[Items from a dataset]
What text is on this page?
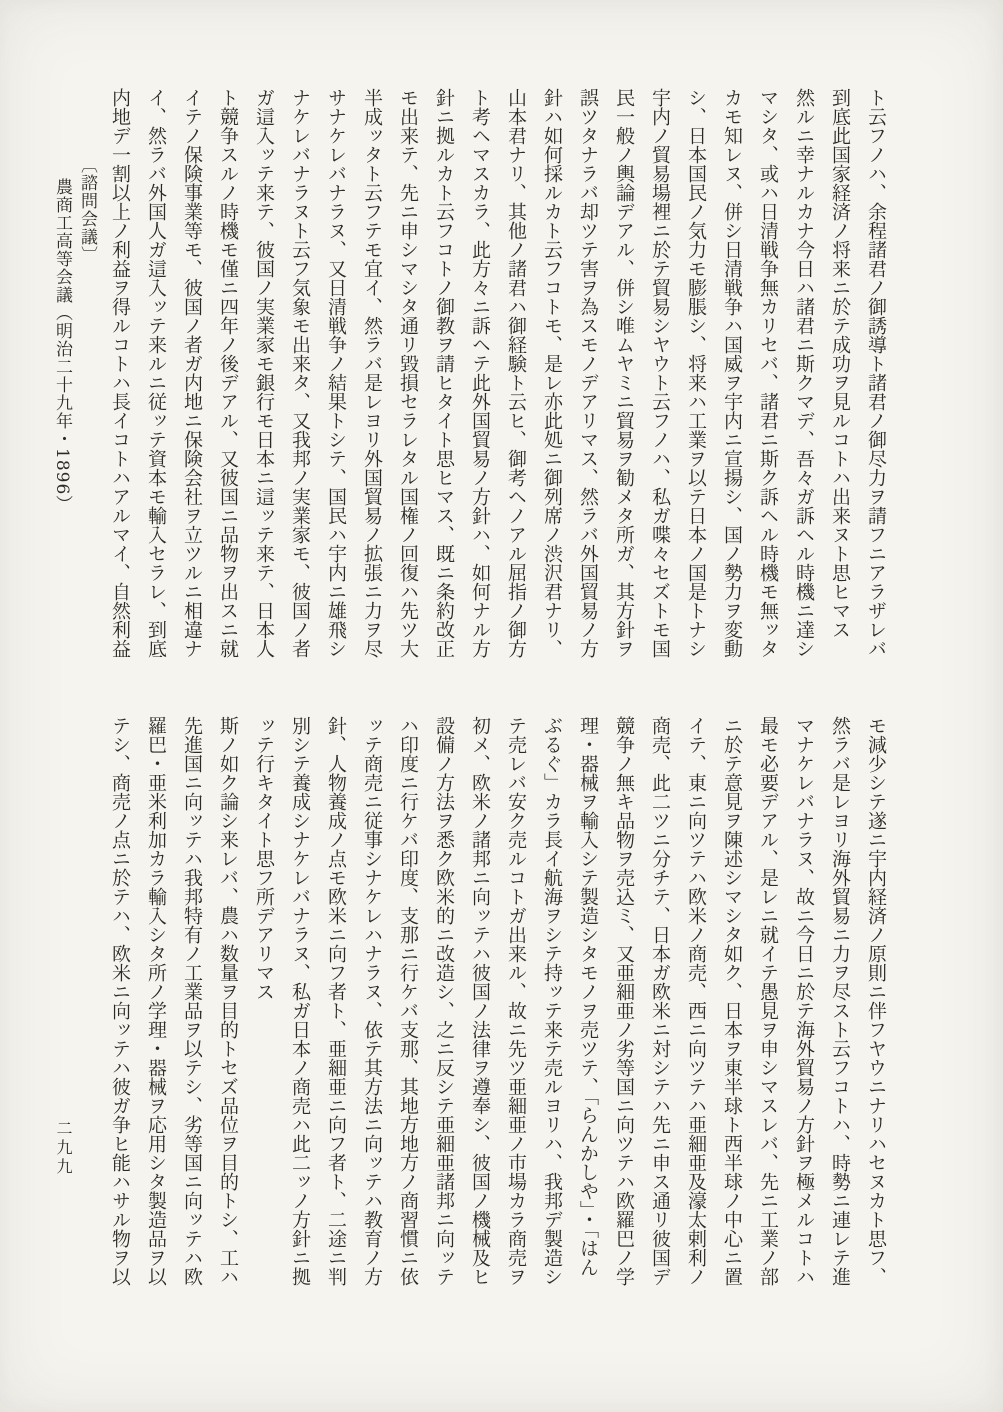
ト云フノハ、余程諸君ノ御誘導ト諸君ノ御尽力ヲ請フニアラザレバ

到底此国家経済ノ将来ニ於テ成功ヲ見ルコトハ出来ヌト思ヒマス

然ルニ幸ナルカナ今日ハ諸君ニ斯クマデ、吾々ガ訴ヘル時機ニ達シ

マシタ、或ハ日清戦争無カリセバ、諸君ニ斯ク訴ヘル時機モ無ッタ

カモ知レヌ、併シ日清戦争ハ国威ヲ宇内ニ宣揚シ、国ノ勢力ヲ変動

シ、日本国民ノ気力モ膨脹シ、将来ハ工業ヲ以テ日本ノ国是トナシ

宇内ノ貿易場裡ニ於テ貿易シヤウト云フノハ、私ガ喋々セズトモ国

民一般ノ輿論デアル、併シ唯ムヤミニ貿易ヲ勧メタ所ガ、其方針ヲ

誤ツタナラバ却ツテ害ヲ為スモノデアリマス、然ラバ外国貿易ノ方

針ハ如何採ルカト云フコトモ、是レ亦此処ニ御列席ノ渋沢君ナリ、

山本君ナリ、其他ノ諸君ハ御経験ト云ヒ、御考ヘノアル屈指ノ御方

ト考ヘマスカラ、此方々ニ訴ヘテ此外国貿易ノ方針ハ、如何ナル方

針ニ拠ルカト云フコトノ御教ヲ請ヒタイト思ヒマス、既ニ条約改正

モ出来テ、先ニ申シマシタ通リ毀損セラレタル国権ノ回復ハ先ツ大

半成ッタト云フテモ宜イ、然ラバ是レヨリ外国貿易ノ拡張ニ力ヲ尽

サナケレバナラヌ、又日清戦争ノ結果トシテ、国民ハ宇内ニ雄飛シ

ナケレバナラヌト云フ気象モ出来タ、又我邦ノ実業家モ、彼国ノ者

ガ這入ッテ来テ、彼国ノ実業家モ銀行モ日本ニ這ッテ来テ、日本人

ト競争スルノ時機モ僅ニ四年ノ後デアル、又彼国ニ品物ヲ出スニ就

イテノ保険事業等モ、彼国ノ者ガ内地ニ保険会社ヲ立ツルニ相違ナ

イ、然ラバ外国人ガ這入ッテ来ルニ従ッテ資本モ輸入セラレ、到底

内地デ一割以上ノ利益ヲ得ルコトハ長イコトハアルマイ、自然利益

モ減少シテ遂ニ宇内経済ノ原則ニ伴フヤウニナリハセヌカト思フ、

然ラバ是レヨリ海外貿易ニ力ヲ尽スト云フコトハ、時勢ニ連レテ進

マナケレバナラヌ、故ニ今日ニ於テ海外貿易ノ方針ヲ極メルコトハ

最モ必要デアル、是レニ就イテ愚見ヲ申シマスレバ、先ニ工業ノ部

ニ於テ意見ヲ陳述シマシタ如ク、日本ヲ東半球ト西半球ノ中心ニ置

イテ、東ニ向ツテハ欧米ノ商売、西ニ向ツテハ亜細亜及濠太剌利ノ

商売、此二ツニ分チテ、日本ガ欧米ニ対シテハ先ニ申ス通リ彼国デ

競争ノ無キ品物ヲ売込ミ、又亜細亜ノ劣等国ニ向ツテハ欧羅巴ノ学

理・器械ヲ輸入シテ製造シタモノヲ売ツテ、「らんかしや」・「はん

ぶるぐ」カラ長イ航海ヲシテ持ッテ来テ売ルヨリハ、我邦デ製造シ

テ売レバ安ク売ルコトガ出来ル、故ニ先ツ亜細亜ノ市場カラ商売ヲ

初メ、欧米ノ諸邦ニ向ッテハ彼国ノ法律ヲ遵奉シ、彼国ノ機械及ヒ

設備ノ方法ヲ悉ク欧米的ニ改造シ、之ニ反シテ亜細亜諸邦ニ向ッテ

ハ印度ニ行ケバ印度、支那ニ行ケバ支那、其地方地方ノ商習慣ニ依

ッテ商売ニ従事シナケレハナラヌ、依テ其方法ニ向ッテハ教育ノ方

針、人物養成ノ点モ欧米ニ向フ者ト、亜細亜ニ向フ者ト、二途ニ判

別シテ養成シナケレバナラヌ、私ガ日本ノ商売ハ此二ッノ方針ニ拠

ッテ行キタイト思フ所デアリマス

斯ノ如ク論シ来レバ、農ハ数量ヲ目的トセズ品位ヲ目的トシ、工ハ

先進国ニ向ッテハ我邦特有ノ工業品ヲ以テシ、劣等国ニ向ッテハ欧

羅巴・亜米利加カラ輸入シタ所ノ学理・器械ヲ応用シタ製造品ヲ以

テシ、商売ノ点ニ於テハ、欧米ニ向ッテハ彼ガ争ヒ能ハサル物ヲ以

〔諮問会議〕農商工高等会議（明治二十九年・1896）
二九九
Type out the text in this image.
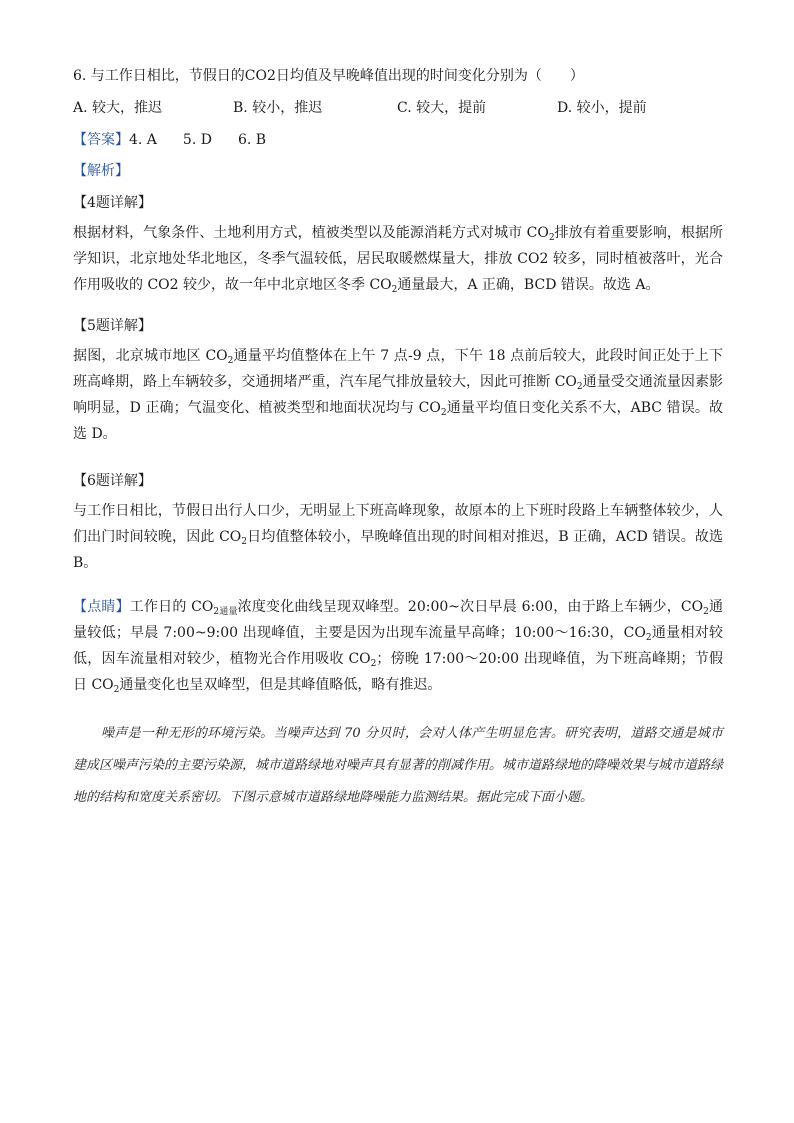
6. 与工作日相比，节假日的CO2日均值及早晚峰值出现的时间变化分别为（　　）
A. 较大，推迟	B. 较小，推迟	C. 较大，提前	D. 较小，提前
【答案】4. A 5. D 6. B
【解析】
【4题详解】
根据材料，气象条件、土地利用方式，植被类型以及能源消耗方式对城市 $CO_2$排放有着重要影响，根据所学知识，北京地处华北地区，冬季气温较低，居民取暖燃煤量大，排放 CO2 较多，同时植被落叶，光合作用吸收的 CO2 较少，故一年中北京地区冬季 $CO_2$通量最大，A 正确，BCD 错误。故选 A。
【5题详解】
据图，北京城市地区 $CO_2$通量平均值整体在上午 7 点-9 点，下午 18 点前后较大，此段时间正处于上下班高峰期，路上车辆较多，交通拥堵严重，汽车尾气排放量较大，因此可推断 $CO_2$通量受交通流量因素影响明显，D 正确；气温变化、植被类型和地面状况均与 $CO_2$通量平均值日变化关系不大，ABC 错误。故选 D。
【6题详解】
与工作日相比，节假日出行人口少，无明显上下班高峰现象，故原本的上下班时段路上车辆整体较少，人们出门时间较晚，因此 $CO_2$日均值整体较小，早晚峰值出现的时间相对推迟，B 正确，ACD 错误。故选 B。
【点睛】工作日的 $CO_{2通量}$浓度变化曲线呈现双峰型。20:00~次日早晨 6:00，由于路上车辆少，$CO_2$通量较低；早晨 7:00~9:00 出现峰值，主要是因为出现车流量早高峰；10:00～16:30，$CO_2$通量相对较低，因车流量相对较少，植物光合作用吸收 $CO_2$；傍晚 17:00～20:00 出现峰值，为下班高峰期；节假日 $CO_2$通量变化也呈双峰型，但是其峰值略低，略有推迟。
噪声是一种无形的环境污染。当噪声达到 70 分贝时，会对人体产生明显危害。研究表明，道路交通是城市建成区噪声污染的主要污染源，城市道路绿地对噪声具有显著的削减作用。城市道路绿地的降噪效果与城市道路绿地的结构和宽度关系密切。下图示意城市道路绿地降噪能力监测结果。据此完成下面小题。
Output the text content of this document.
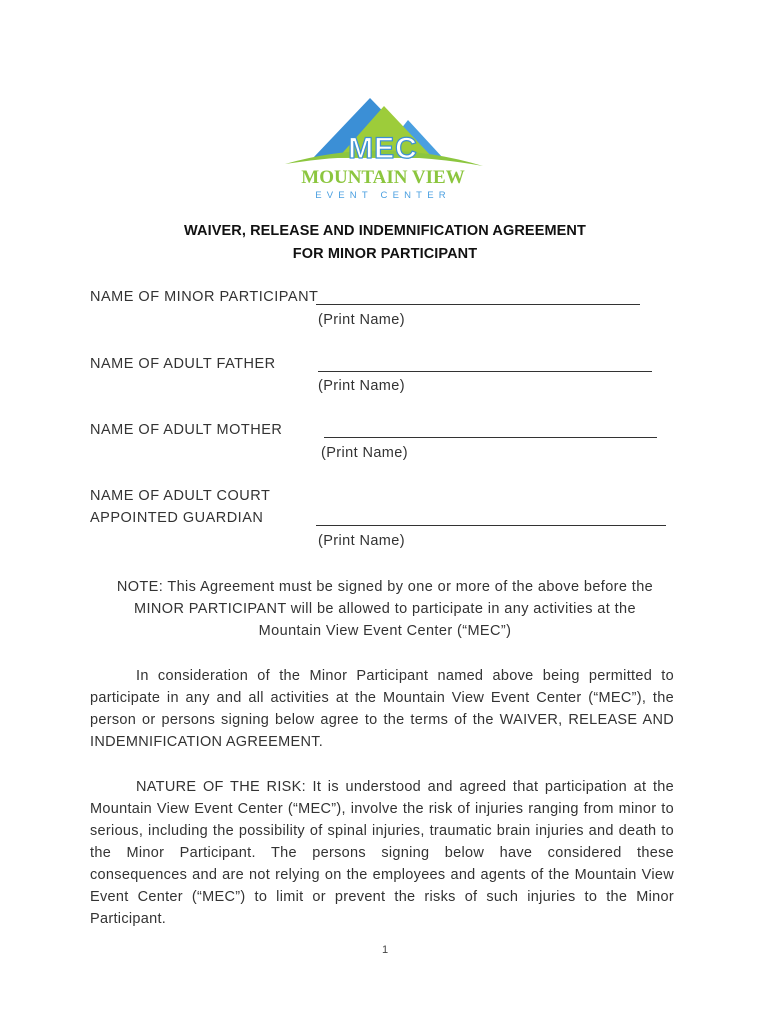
MEC
MOUNTAIN VIEW
EVENT CENTER
WAIVER, RELEASE AND INDEMNIFICATION AGREEMENT
FOR MINOR PARTICIPANT
NAME OF MINOR PARTICIPANT
(Print Name)
NAME OF ADULT FATHER
(Print Name)
NAME OF ADULT MOTHER
(Print Name)
NAME OF ADULT COURT
APPOINTED GUARDIAN
(Print Name)
NOTE: This Agreement must be signed by one or more of the above before the
MINOR PARTICIPANT will be allowed to participate in any activities at the
Mountain View Event Center (“MEC”)
In consideration of the Minor Participant named above being permitted to participate in any and all activities at the Mountain View Event Center (“MEC”), the person or persons signing below agree to the terms of the WAIVER, RELEASE AND INDEMNIFICATION AGREEMENT.
NATURE OF THE RISK: It is understood and agreed that participation at the Mountain View Event Center (“MEC”), involve the risk of injuries ranging from minor to serious, including the possibility of spinal injuries, traumatic brain injuries and death to the Minor Participant. The persons signing below have considered these consequences and are not relying on the employees and agents of the Mountain View Event Center (“MEC”) to limit or prevent the risks of such injuries to the Minor Participant.
1
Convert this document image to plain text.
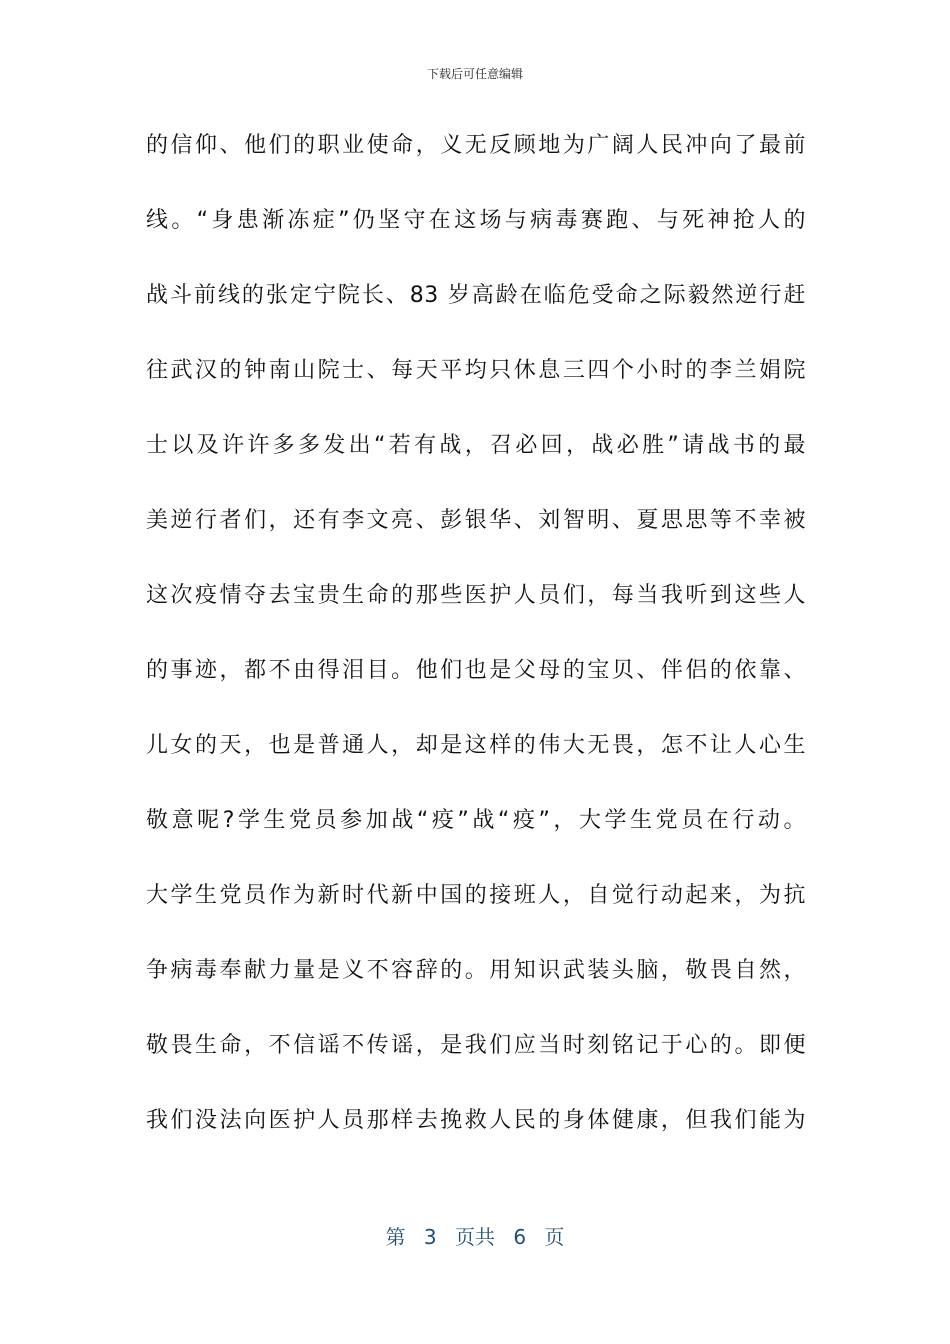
下载后可任意编辑
的信仰、他们的职业使命，义无反顾地为广阔人民冲向了最前
线。“身患渐冻症”仍坚守在这场与病毒赛跑、与死神抢人的
战斗前线的张定宁院长、83 岁高龄在临危受命之际毅然逆行赶
往武汉的钟南山院士、每天平均只休息三四个小时的李兰娟院
士以及许许多多发出“若有战，召必回，战必胜”请战书的最
美逆行者们，还有李文亮、彭银华、刘智明、夏思思等不幸被
这次疫情夺去宝贵生命的那些医护人员们，每当我听到这些人
的事迹，都不由得泪目。他们也是父母的宝贝、伴侣的依靠、
儿女的天，也是普通人，却是这样的伟大无畏，怎不让人心生
敬意呢?学生党员参加战“疫”战“疫”，大学生党员在行动。
大学生党员作为新时代新中国的接班人，自觉行动起来，为抗
争病毒奉献力量是义不容辞的。用知识武装头脑，敬畏自然，
敬畏生命，不信谣不传谣，是我们应当时刻铭记于心的。即便
我们没法向医护人员那样去挽救人民的身体健康，但我们能为
第 3 页共 6 页
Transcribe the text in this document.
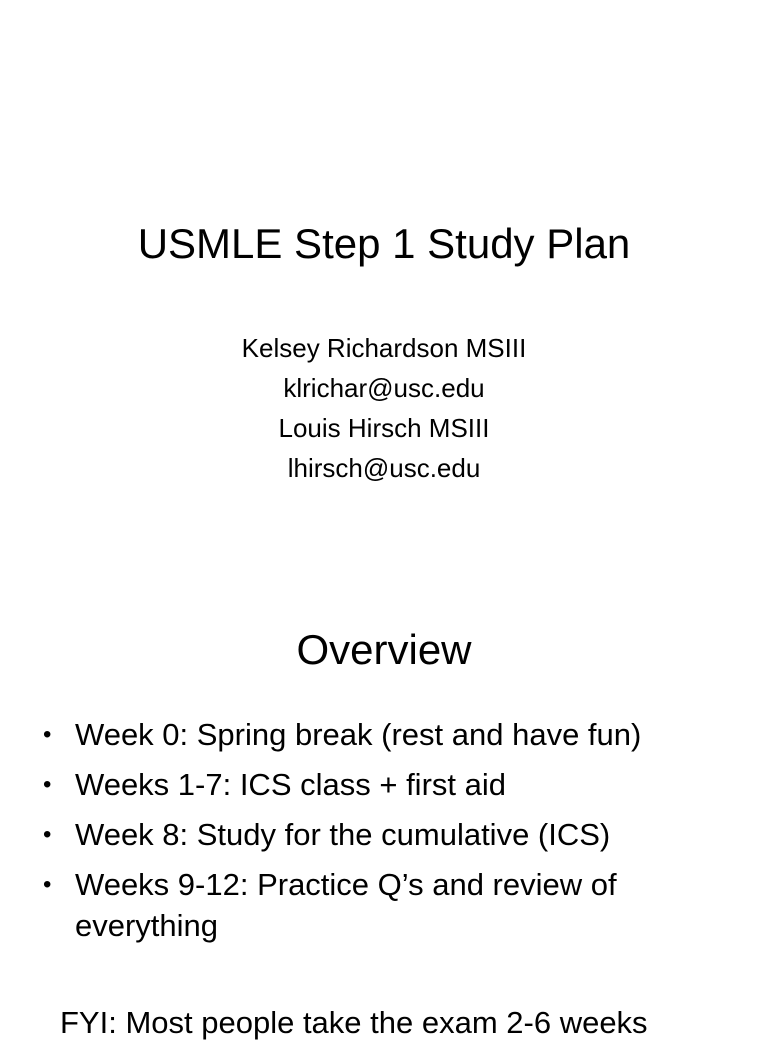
USMLE Step 1 Study Plan
Kelsey Richardson MSIII
klrichar@usc.edu
Louis Hirsch MSIII
lhirsch@usc.edu
Overview
• Week 0: Spring break (rest and have fun)
• Weeks 1-7: ICS class + first aid
• Week 8: Study for the cumulative (ICS)
• Weeks 9-12: Practice Q’s and review of everything
FYI: Most people take the exam 2-6 weeks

Challenge ::
Everything from the line with "Output the text content of this document." through the final line of the records above should be written out exactly, minus the pictures.

Written response ::
Output the text content of this document.
MEC
MOUNTAIN VIEW
EVENT CENTER
WAIVER, RELEASE AND INDEMNIFICATION AGREEMENT
FOR MINOR PARTICIPANT
NAME OF MINOR PARTICIPANT
(Print Name)
NAME OF ADULT FATHER
(Print Name)
NAME OF ADULT MOTHER
(Print Name)
NAME OF ADULT COURT
APPOINTED GUARDIAN
(Print Name)
NOTE: This Agreement must be signed by one or more of the above before the
MINOR PARTICIPANT will be allowed to participate in any activities at the
Mountain View Event Center (“MEC”)
In consideration of the Minor Participant named above being permitted to participate in any and all activities at the Mountain View Event Center (“MEC”), the person or persons signing below agree to the terms of the WAIVER, RELEASE AND INDEMNIFICATION AGREEMENT.
NATURE OF THE RISK: It is understood and agreed that participation at the Mountain View Event Center (“MEC”), involve the risk of injuries ranging from minor to serious, including the possibility of spinal injuries, traumatic brain injuries and death to the Minor Participant. The persons signing below have considered these consequences and are not relying on the employees and agents of the Mountain View Event Center (“MEC”) to limit or prevent the risks of such injuries to the Minor Participant.
1
Convert this document image to plain text.
下载后可任意编辑
的信仰、他们的职业使命，义无反顾地为广阔人民冲向了最前
线。“身患渐冻症”仍坚守在这场与病毒赛跑、与死神抢人的
战斗前线的张定宁院长、83 岁高龄在临危受命之际毅然逆行赶
往武汉的钟南山院士、每天平均只休息三四个小时的李兰娟院
士以及许许多多发出“若有战，召必回，战必胜”请战书的最
美逆行者们，还有李文亮、彭银华、刘智明、夏思思等不幸被
这次疫情夺去宝贵生命的那些医护人员们，每当我听到这些人
的事迹，都不由得泪目。他们也是父母的宝贝、伴侣的依靠、
儿女的天，也是普通人，却是这样的伟大无畏，怎不让人心生
敬意呢?学生党员参加战“疫”战“疫”，大学生党员在行动。
大学生党员作为新时代新中国的接班人，自觉行动起来，为抗
争病毒奉献力量是义不容辞的。用知识武装头脑，敬畏自然，
敬畏生命，不信谣不传谣，是我们应当时刻铭记于心的。即便
我们没法向医护人员那样去挽救人民的身体健康，但我们能为
第 3 页共 6 页
Transcribe the text in this document.
USMLE Step 1 Study Plan
Kelsey Richardson MSIII
klrichar@usc.edu
Louis Hirsch MSIII
lhirsch@usc.edu
Overview
• Week 0: Spring break (rest and have fun)
• Weeks 1-7: ICS class + first aid
• Week 8: Study for the cumulative (ICS)
• Weeks 9-12: Practice Q’s and review of everything
FYI: Most people take the exam 2-6 weeks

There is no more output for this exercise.